- _WHAT IS ASKED_
Only the number is needed: how many lines contain the word "true"?

- _RECORD LIST_
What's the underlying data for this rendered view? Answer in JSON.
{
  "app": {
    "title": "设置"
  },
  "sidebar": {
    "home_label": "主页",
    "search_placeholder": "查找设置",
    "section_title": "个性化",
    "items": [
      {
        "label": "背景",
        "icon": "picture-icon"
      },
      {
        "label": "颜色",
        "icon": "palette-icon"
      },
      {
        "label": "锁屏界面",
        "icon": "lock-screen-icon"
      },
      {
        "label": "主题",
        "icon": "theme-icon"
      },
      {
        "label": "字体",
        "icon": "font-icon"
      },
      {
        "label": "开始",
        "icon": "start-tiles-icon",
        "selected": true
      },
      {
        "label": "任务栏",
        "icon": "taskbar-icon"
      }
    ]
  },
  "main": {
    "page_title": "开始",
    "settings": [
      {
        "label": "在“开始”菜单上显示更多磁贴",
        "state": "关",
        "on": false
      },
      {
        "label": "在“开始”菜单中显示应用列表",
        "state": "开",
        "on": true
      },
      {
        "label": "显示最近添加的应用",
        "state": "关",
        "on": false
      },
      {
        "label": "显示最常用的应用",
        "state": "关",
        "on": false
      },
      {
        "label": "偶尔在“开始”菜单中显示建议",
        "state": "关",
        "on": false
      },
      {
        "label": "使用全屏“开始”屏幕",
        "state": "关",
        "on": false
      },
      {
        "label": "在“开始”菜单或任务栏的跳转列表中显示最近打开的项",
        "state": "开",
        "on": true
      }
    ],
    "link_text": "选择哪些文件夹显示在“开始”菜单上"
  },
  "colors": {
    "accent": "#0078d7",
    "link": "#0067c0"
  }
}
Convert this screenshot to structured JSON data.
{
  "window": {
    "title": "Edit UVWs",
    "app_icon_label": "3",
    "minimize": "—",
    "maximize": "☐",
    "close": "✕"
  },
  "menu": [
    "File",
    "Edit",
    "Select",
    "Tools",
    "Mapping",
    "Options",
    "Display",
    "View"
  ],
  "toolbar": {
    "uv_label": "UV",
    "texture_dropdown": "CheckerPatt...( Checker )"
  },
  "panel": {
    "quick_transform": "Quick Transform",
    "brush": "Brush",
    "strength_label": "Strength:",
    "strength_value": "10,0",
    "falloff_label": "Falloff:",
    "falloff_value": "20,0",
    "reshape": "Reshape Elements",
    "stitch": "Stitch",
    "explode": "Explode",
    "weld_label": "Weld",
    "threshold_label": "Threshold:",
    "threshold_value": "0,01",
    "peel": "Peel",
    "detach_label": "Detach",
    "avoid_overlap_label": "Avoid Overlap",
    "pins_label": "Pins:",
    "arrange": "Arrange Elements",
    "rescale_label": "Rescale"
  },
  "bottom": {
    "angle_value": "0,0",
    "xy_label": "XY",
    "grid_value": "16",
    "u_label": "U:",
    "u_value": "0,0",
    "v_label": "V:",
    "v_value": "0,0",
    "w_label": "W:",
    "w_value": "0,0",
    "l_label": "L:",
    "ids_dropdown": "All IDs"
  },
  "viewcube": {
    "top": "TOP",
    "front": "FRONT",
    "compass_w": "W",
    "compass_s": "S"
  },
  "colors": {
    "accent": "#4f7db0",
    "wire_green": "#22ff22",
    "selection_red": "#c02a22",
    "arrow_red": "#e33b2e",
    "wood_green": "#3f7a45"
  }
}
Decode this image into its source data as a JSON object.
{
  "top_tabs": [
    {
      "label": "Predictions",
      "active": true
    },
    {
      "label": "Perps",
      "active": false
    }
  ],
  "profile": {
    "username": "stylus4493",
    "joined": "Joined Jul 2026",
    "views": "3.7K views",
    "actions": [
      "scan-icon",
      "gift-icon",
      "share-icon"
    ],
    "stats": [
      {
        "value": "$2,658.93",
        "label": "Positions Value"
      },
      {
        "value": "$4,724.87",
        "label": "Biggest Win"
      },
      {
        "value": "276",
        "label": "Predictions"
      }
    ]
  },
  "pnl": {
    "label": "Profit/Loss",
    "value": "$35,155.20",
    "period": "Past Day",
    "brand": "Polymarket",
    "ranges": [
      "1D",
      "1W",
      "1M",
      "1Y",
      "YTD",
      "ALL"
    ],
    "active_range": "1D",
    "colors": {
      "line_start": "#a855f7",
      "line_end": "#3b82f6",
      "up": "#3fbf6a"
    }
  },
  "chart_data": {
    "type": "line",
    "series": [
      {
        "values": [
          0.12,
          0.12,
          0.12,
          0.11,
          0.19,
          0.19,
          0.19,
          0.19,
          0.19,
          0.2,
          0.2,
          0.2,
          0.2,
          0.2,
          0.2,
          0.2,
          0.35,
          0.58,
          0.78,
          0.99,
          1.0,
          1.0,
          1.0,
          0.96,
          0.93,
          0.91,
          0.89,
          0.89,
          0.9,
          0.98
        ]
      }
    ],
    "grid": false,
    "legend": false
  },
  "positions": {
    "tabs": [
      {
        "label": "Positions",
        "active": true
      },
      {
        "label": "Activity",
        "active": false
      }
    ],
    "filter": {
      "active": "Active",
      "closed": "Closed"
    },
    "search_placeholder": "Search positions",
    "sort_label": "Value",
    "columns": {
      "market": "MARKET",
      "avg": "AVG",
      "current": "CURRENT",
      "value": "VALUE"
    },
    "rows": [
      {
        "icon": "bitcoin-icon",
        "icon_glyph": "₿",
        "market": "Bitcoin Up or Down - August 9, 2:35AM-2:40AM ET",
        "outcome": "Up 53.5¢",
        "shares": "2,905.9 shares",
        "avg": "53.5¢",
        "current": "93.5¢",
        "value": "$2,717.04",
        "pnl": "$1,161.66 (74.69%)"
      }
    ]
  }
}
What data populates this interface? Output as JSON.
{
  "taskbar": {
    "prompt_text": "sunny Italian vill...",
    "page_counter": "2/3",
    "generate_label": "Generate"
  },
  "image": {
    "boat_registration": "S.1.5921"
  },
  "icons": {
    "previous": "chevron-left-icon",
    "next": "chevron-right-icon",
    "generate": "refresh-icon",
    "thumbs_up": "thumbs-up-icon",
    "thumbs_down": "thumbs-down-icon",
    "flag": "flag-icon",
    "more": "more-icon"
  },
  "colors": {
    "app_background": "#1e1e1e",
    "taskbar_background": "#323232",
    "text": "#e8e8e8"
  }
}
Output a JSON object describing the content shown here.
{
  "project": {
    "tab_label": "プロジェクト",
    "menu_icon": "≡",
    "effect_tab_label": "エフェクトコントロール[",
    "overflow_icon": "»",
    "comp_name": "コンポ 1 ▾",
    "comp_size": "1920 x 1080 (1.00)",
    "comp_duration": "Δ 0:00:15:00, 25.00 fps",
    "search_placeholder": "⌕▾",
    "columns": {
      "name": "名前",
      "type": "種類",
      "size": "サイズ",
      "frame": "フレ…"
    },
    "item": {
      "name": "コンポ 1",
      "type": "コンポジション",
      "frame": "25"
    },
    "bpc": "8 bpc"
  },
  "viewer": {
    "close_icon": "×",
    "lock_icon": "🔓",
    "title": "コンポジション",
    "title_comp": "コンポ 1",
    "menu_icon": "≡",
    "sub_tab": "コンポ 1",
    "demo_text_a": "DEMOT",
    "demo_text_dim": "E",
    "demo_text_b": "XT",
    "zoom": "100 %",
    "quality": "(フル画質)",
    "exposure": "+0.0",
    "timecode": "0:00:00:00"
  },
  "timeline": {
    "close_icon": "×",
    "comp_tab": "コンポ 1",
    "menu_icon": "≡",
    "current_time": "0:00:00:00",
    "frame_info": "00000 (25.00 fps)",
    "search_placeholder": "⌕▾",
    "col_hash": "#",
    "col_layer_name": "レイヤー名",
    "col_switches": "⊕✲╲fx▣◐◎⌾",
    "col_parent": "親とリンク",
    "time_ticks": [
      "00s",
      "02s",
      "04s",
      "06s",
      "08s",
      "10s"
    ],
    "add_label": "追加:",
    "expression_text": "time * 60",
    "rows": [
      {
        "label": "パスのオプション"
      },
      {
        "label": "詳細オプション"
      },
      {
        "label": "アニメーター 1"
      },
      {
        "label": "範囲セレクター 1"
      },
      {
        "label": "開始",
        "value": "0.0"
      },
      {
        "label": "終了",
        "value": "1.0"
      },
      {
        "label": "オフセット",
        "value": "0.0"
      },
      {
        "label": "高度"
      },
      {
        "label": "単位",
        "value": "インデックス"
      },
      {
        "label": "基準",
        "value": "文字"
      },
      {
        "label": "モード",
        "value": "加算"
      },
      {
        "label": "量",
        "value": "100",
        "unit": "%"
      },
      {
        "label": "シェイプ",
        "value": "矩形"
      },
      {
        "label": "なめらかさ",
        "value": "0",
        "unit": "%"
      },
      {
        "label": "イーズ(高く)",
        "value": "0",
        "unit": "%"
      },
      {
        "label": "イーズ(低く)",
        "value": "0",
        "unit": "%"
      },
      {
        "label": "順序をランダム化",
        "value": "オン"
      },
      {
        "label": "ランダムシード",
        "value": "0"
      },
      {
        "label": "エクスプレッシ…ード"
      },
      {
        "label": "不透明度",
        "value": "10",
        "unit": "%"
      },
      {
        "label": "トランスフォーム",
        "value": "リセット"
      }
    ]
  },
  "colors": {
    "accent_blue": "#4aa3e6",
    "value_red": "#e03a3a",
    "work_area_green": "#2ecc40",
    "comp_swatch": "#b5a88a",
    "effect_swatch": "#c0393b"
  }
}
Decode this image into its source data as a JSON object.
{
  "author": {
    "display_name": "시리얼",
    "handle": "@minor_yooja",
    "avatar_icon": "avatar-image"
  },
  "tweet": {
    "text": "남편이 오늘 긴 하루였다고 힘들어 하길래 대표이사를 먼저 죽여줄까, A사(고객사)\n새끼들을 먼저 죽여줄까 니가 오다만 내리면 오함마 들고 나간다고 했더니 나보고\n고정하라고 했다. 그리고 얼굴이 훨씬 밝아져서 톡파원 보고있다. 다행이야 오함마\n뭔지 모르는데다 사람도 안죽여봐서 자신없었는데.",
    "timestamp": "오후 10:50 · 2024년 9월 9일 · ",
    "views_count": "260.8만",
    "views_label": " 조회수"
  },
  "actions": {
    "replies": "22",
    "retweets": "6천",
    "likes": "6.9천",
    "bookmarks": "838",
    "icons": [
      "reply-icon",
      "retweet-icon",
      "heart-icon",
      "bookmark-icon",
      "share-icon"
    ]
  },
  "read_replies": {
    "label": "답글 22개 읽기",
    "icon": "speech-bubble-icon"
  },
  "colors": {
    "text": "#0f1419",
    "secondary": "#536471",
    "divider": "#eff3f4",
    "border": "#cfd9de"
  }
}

- _RESPONSE FOR THIS EXERCISE_
5